## List of tasks
[A] Using the hydrogen fuel cell text below, decide whether each statement (i) to (iii) agrees with it, answering yes or no and quoting the deciding words. (i) The cathode receives the hydrogen gas. (ii) The stack consumes all of the oxygen in the air. (iii) A coolant moved by a recirculation pump typically removes heat from the fuel cell system.
[B] Answer the following questions from the hydrogen fuel cell text below.
(i) What do the hydrogen protons, oxygen and electrons generate in the cathode?
(ii) What typically forces the flow of air through the fuel cell stack?
(iii) Which two components are given as generating heat during operation of the fuel cell system?
[C] Repeat word for word everything in the hydrogen fuel cell text from "A hydrogen fuel" down to "operate the vehicle.".

Hydrogen is a very attractive fuel because it is clean and can be used to efficiently produce electricity in a fuel cell. The automotive industry expends significant resources in the development of hydrogen fuel cells as a source of power for vehicles. Such vehicles would be more efficient and generate fewer emissions than today's vehicles employing internal combustion engines.
A hydrogen fuel cell is an electrochemical device that includes an anode and a cathode with an electrolyte disposed therebetween. The anode receives hydrogen gas and the cathode receives oxygen or air. The hydrogen gas is disassociated in the anode to generate free hydrogen protons and electrons. The hydrogen protons pass through the electrolyte to the cathode. The hydrogen protons react with the oxygen and the electrons in the cathode to generate water. The electrons from the anode cannot pass through the electrolyte, and thus are directed through a load to perform work before being sent to the cathode. The work acts to operate the vehicle.
Many fuel cells are typically combined in a fuel cell stack to generate the desired power for the vehicle. The fuel cell stack receives a cathode input gas as a flow of air, typically forced through the stack by a compressor. Not all of the oxygen in the air is consumed by the stack, and some of the air is output as a cathode exhaust gas that may include water as a stack by-product.
The components of the fuel cell system in the vehicle, such as a compressor motor and a compressor motor power inverter module, generate heat during operation of the fuel cell system. The heat energy must be removed from the fuel cell system to keep the internal temperatures of the components and fuel cell system within desired operating conditions to militate against damage to the components. Heat energy is typically removed from the fuel cell system by a coolant caused to flow through the fuel cell system by a recirculation pump. If the recirculation pump fails or the coolant leaks from the fuel cell system, the fuel cell system may overheat, shutdown, and cause the components to perform below an optimal level. Further, if the fuel cell system is shutdown or damaged, an operator of the vehicle incorporating the fuel cell system may not be able to operate the vehicle, resulting in a walk home incident
It would be desirable to provide a method for operating a fuel cell system when the fuel cell system is operating outside of desired thermal operating conditions.

## Record excerpts
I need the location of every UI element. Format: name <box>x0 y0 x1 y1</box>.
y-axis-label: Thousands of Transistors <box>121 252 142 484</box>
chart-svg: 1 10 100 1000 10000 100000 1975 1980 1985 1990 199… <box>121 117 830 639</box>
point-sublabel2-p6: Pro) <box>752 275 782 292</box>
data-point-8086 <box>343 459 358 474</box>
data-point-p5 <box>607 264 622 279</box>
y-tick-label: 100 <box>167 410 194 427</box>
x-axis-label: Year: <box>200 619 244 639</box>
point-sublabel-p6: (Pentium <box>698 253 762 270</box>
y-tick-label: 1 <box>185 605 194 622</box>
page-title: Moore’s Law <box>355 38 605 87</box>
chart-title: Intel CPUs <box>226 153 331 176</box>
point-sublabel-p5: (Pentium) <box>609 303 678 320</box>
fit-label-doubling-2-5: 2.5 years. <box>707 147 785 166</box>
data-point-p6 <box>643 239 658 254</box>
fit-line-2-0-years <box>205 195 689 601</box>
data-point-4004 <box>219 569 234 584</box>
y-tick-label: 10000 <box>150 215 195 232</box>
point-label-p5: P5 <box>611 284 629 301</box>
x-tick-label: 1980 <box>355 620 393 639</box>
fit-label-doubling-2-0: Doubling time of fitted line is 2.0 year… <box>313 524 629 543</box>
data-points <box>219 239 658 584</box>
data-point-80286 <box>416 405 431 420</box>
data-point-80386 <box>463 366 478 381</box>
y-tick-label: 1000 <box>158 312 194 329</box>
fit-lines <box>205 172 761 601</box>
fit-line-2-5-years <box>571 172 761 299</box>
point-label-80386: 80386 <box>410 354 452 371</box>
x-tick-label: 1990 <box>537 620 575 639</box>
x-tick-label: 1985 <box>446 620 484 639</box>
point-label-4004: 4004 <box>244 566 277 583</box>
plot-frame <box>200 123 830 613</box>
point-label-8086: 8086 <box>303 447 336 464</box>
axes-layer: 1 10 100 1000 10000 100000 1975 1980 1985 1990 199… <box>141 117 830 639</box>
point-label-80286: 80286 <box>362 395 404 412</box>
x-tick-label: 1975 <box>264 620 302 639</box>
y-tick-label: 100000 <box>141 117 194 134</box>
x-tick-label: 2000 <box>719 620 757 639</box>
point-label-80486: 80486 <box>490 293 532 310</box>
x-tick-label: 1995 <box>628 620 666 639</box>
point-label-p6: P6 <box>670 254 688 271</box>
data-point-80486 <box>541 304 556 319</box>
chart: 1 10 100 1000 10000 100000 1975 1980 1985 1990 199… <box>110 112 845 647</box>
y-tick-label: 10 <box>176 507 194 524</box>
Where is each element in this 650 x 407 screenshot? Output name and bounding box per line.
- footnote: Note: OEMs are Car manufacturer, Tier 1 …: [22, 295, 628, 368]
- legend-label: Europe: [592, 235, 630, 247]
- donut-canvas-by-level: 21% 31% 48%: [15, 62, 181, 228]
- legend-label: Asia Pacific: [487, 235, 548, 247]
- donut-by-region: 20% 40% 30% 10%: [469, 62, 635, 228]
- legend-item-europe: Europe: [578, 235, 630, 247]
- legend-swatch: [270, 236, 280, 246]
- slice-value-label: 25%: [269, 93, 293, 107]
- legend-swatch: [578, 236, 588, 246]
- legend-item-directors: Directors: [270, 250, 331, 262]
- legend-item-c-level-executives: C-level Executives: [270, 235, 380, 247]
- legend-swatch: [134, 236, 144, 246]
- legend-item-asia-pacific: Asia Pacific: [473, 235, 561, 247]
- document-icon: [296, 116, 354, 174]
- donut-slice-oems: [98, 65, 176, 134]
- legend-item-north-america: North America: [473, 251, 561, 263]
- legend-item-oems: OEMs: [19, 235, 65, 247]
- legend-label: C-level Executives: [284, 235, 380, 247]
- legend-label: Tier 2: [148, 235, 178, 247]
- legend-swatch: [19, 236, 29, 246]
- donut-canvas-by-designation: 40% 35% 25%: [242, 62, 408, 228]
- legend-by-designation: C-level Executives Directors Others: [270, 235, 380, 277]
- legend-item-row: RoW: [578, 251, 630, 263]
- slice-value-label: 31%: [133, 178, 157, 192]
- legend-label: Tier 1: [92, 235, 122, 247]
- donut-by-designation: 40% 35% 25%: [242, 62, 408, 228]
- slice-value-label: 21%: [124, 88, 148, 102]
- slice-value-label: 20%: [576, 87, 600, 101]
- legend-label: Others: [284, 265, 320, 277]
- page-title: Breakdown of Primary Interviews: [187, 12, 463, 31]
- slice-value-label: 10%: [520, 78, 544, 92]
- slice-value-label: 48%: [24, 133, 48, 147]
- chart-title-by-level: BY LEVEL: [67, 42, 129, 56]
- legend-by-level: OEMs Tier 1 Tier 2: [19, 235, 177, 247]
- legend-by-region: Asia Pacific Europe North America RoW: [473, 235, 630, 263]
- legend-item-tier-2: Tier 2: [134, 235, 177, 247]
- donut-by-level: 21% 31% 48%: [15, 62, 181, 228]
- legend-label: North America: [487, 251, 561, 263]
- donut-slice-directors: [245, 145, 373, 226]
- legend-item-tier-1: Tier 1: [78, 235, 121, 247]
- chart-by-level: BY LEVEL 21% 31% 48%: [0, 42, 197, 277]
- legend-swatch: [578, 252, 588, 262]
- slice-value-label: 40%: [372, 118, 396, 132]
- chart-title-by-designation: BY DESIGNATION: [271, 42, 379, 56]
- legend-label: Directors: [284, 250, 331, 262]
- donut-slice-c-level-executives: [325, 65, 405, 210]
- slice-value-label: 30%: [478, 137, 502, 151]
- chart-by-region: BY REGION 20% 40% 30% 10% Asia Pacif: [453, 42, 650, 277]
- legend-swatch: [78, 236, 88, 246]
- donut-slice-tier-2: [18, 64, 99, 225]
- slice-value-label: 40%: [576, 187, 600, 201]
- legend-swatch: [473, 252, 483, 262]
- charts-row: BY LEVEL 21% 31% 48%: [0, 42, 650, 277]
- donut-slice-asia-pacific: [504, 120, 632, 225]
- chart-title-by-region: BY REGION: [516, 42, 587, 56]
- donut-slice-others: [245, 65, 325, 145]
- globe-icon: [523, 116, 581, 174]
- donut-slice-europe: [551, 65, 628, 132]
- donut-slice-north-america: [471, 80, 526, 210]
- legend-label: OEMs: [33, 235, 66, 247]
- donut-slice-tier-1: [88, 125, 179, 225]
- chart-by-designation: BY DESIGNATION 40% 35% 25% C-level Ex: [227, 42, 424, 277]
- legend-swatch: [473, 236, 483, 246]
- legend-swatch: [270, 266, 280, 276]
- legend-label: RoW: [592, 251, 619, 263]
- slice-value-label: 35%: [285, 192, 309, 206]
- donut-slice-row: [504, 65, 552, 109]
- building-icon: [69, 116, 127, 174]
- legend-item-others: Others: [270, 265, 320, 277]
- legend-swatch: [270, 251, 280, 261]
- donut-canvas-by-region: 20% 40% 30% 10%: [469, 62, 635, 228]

## Solutions to the tasks
[A]
(i) No: "The anode receives hydrogen gas and the cathode receives oxygen or air."
(ii) No: "Not all of the oxygen in the air is consumed by the stack"
(iii) Yes: "Heat energy is typically removed from the fuel cell system by a coolant caused to flow through the fuel cell system by a recirculation pump."

[B]
(i) Water.
(ii) A compressor.
(iii) A compressor motor and a compressor motor power inverter module.

[C]
A hydrogen fuel cell is an electrochemical device that includes an anode and a cathode with an electrolyte disposed therebetween. The anode receives hydrogen gas and the cathode receives oxygen or air. The hydrogen gas is disassociated in the anode to generate free hydrogen protons and electrons. The hydrogen protons pass through the electrolyte to the cathode. The hydrogen protons react with the oxygen and the electrons in the cathode to generate water. The electrons from the anode cannot pass through the electrolyte, and thus are directed through a load to perform work before being sent to the cathode. The work acts to operate the vehicle.